(Stored entries)
- - - -
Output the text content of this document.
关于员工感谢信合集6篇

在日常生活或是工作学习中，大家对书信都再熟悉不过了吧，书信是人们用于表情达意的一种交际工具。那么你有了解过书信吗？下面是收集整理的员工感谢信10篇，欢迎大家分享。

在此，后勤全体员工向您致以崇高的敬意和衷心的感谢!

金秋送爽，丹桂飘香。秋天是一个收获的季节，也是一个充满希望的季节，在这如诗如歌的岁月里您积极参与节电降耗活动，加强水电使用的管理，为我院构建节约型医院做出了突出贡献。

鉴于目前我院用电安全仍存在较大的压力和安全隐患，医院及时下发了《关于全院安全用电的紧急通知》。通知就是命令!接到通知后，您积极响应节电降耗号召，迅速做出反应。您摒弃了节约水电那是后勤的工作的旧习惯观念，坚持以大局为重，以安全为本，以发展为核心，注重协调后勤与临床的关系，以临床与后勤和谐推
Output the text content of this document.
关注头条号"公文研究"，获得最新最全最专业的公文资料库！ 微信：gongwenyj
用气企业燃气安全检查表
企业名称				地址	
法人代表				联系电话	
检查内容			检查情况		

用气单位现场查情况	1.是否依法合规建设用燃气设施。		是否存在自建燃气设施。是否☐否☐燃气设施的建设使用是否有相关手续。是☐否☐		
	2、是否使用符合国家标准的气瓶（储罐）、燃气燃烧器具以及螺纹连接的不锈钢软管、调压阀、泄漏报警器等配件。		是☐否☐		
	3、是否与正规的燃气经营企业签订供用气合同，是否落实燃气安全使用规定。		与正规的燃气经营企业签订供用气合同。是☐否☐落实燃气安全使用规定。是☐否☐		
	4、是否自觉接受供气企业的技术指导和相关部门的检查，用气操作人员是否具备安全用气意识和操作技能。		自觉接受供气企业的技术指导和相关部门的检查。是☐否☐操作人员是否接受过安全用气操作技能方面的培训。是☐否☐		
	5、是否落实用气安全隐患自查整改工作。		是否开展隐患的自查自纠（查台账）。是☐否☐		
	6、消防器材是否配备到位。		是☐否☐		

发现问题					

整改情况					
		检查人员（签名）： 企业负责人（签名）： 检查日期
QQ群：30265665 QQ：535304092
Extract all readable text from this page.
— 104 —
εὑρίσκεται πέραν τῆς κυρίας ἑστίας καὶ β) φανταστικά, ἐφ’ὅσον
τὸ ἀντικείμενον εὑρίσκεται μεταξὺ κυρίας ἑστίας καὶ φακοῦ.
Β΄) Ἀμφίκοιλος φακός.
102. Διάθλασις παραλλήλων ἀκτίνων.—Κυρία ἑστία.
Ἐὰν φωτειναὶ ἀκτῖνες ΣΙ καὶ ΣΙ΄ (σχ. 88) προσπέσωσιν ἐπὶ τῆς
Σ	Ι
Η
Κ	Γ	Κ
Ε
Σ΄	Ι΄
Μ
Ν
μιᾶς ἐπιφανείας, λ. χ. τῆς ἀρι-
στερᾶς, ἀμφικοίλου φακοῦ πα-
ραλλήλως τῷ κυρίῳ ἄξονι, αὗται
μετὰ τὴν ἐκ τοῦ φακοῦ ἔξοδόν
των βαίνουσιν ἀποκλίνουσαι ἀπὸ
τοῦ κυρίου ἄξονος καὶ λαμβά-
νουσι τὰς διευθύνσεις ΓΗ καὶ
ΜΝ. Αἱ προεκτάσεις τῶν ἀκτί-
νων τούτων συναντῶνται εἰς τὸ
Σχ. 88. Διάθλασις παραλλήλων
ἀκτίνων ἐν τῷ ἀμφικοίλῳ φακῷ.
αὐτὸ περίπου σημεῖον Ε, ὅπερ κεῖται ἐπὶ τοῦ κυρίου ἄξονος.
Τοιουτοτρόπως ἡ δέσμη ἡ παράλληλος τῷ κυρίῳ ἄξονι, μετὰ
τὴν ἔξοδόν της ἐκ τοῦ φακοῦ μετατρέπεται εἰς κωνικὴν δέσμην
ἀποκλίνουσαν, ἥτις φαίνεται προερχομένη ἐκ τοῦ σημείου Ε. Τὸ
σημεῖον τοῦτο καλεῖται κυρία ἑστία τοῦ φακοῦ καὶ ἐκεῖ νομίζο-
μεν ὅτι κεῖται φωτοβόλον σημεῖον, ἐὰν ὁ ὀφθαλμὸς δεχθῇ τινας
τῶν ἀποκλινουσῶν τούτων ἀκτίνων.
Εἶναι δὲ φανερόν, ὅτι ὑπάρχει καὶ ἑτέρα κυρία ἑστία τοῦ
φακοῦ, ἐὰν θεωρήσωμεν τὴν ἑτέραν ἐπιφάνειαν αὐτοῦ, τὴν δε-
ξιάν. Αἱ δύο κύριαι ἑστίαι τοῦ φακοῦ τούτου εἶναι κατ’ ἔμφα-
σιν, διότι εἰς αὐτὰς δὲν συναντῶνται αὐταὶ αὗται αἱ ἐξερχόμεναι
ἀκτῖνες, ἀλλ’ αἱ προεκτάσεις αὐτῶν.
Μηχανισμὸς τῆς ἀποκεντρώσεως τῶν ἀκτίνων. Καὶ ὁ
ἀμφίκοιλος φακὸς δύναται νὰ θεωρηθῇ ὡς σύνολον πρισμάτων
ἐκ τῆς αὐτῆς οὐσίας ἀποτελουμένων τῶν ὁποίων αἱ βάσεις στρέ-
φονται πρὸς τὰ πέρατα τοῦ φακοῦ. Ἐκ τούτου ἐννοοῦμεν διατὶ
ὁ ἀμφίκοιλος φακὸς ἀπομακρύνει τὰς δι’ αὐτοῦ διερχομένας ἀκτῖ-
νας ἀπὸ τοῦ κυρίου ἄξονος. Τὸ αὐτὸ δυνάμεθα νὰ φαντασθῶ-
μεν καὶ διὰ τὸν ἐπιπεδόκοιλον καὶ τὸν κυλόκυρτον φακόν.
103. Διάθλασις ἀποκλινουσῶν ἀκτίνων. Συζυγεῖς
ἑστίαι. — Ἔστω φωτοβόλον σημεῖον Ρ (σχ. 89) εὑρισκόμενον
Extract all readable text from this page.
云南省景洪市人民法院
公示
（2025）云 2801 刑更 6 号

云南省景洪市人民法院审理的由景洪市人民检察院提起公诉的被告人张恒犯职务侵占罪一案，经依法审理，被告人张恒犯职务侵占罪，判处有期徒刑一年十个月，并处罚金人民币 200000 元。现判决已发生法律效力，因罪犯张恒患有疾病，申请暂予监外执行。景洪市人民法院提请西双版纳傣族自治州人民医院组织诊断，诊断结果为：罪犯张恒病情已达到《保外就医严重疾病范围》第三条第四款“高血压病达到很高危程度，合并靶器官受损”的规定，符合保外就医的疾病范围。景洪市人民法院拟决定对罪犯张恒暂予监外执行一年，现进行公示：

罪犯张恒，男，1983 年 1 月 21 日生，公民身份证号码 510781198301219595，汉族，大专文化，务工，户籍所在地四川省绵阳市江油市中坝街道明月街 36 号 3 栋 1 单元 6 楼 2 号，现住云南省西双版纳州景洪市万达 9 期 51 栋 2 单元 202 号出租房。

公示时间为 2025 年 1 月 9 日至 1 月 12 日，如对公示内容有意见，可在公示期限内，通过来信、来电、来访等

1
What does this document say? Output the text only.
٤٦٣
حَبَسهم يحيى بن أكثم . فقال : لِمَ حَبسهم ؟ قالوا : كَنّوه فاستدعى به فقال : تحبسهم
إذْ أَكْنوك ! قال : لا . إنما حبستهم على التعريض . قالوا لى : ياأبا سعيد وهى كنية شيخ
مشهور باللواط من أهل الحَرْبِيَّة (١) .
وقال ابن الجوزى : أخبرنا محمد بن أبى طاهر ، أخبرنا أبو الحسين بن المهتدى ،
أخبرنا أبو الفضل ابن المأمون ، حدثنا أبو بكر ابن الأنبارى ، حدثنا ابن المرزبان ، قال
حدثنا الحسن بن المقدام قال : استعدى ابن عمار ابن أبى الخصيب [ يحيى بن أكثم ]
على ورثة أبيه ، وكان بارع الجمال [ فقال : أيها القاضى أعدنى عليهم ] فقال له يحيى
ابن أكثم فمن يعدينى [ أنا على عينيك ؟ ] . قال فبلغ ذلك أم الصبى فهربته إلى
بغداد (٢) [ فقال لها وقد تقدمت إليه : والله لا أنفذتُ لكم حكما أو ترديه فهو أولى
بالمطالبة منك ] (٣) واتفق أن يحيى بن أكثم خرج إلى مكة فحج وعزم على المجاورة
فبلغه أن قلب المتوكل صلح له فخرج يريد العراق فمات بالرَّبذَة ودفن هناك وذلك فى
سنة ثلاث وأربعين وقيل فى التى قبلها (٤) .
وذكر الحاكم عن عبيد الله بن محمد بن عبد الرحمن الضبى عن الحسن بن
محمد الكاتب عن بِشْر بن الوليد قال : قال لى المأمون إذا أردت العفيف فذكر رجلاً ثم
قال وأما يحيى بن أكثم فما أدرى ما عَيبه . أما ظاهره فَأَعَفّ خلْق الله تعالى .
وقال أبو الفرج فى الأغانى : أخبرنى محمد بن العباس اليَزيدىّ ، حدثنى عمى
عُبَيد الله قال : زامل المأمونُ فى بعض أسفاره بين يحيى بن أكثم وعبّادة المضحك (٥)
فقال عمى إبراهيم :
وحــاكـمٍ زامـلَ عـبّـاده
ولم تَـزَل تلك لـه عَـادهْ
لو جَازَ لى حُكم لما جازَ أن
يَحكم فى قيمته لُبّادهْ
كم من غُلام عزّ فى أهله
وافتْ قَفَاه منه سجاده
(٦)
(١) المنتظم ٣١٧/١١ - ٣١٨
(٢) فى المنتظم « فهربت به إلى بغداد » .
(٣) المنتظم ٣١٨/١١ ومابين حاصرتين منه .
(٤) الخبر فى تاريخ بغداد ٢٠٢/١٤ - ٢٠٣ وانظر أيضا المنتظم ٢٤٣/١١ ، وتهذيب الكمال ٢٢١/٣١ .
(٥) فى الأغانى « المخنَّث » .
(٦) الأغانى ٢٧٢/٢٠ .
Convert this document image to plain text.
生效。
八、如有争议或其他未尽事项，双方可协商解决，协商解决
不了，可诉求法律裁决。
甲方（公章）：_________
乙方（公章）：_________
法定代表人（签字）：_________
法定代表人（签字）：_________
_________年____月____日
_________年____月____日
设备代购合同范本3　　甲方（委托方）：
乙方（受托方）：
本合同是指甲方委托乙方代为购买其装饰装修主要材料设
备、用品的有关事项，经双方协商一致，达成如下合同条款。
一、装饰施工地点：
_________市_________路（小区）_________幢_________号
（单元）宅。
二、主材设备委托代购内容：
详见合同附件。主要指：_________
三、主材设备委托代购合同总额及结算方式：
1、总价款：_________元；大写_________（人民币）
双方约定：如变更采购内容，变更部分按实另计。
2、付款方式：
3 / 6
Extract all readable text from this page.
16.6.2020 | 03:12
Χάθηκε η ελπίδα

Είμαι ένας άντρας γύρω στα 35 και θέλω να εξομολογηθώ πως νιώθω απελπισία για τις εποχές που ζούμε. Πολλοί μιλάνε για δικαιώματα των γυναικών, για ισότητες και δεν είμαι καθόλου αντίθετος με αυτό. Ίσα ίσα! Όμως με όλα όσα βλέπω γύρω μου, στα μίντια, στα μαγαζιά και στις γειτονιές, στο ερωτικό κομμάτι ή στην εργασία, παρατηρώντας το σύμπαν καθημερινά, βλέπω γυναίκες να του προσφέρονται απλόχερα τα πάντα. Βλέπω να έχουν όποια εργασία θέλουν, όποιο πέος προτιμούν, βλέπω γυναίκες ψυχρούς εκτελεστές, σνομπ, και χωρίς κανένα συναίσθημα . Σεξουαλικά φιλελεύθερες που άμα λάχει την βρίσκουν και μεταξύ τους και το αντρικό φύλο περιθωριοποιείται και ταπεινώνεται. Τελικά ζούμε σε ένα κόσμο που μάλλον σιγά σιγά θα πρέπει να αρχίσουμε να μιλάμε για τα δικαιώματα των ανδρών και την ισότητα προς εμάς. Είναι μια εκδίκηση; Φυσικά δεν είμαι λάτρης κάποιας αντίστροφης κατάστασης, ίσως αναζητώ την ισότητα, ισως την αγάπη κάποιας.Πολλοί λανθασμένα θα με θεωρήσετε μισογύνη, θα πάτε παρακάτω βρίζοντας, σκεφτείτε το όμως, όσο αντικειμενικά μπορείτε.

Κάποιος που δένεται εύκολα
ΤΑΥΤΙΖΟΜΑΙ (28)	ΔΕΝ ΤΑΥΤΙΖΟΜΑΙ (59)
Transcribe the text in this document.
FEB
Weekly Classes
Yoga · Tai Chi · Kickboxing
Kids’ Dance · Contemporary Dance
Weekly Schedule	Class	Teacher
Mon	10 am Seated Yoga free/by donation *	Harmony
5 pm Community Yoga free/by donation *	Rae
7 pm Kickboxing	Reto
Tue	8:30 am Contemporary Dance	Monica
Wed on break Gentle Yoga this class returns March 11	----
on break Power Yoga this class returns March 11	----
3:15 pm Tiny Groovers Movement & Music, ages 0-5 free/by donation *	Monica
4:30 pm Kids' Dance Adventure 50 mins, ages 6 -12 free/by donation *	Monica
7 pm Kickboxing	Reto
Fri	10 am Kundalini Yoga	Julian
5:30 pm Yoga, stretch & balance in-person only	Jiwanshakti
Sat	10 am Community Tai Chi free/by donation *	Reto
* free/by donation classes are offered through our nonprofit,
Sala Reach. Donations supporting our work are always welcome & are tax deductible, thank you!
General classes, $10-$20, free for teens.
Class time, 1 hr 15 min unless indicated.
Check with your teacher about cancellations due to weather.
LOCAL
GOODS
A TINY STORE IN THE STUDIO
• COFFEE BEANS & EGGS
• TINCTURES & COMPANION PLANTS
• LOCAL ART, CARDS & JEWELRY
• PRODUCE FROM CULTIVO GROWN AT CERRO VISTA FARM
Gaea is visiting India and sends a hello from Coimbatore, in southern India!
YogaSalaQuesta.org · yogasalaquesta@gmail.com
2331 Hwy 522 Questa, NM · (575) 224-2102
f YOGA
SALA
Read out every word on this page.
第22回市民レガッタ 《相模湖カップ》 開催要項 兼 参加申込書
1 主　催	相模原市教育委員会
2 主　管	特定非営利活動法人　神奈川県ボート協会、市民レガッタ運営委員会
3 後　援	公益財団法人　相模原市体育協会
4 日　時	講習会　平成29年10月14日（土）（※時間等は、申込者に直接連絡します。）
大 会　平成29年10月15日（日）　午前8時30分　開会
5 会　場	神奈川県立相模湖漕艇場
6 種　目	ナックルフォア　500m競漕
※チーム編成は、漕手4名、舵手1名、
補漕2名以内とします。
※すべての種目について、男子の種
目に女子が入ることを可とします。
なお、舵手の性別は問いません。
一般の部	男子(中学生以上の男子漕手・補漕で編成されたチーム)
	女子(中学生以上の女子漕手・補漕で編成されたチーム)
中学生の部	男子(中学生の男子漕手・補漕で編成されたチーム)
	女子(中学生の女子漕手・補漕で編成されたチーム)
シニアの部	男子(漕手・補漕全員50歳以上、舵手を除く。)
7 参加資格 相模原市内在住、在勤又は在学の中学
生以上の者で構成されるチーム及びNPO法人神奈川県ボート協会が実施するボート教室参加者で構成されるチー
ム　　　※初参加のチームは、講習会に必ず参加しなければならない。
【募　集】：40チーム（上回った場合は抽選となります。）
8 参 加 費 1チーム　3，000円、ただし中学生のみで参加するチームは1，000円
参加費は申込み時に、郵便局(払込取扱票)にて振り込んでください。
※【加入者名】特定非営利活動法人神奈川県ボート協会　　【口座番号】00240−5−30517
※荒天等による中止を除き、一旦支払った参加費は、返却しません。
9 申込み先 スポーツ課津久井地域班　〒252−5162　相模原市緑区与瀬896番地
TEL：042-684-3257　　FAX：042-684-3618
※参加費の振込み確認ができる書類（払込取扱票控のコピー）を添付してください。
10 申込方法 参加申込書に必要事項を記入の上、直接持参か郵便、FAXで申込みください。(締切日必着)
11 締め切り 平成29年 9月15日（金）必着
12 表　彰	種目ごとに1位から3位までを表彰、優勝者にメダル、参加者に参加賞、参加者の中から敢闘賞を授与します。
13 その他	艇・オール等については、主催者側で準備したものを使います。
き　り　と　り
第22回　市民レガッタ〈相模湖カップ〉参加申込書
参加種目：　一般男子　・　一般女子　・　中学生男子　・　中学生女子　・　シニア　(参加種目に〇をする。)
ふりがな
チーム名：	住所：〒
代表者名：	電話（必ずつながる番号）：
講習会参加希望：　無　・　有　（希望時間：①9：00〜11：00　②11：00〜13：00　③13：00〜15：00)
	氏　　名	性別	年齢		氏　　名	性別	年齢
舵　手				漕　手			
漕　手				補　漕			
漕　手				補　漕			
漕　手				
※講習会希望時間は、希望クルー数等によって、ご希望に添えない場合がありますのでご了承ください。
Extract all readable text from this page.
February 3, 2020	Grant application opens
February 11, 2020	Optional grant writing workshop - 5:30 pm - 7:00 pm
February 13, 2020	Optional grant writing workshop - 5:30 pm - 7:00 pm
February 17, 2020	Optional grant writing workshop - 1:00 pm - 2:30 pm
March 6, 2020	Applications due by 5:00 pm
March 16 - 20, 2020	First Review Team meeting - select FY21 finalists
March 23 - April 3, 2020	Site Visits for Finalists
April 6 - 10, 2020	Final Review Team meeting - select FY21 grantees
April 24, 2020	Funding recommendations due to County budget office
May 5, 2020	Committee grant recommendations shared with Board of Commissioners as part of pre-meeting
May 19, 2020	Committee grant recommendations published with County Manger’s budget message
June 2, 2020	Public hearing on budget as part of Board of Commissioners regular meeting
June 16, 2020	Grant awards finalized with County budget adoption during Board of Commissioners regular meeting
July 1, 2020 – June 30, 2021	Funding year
- - - -
**Directive**. In the records, locate each line holding the string "document" and copy it.

**In response**.
Output the text content of this document.
Output the text content of this document.
What does this document say? Output the text only.
Convert this document image to plain text.
Transcribe the text in this document.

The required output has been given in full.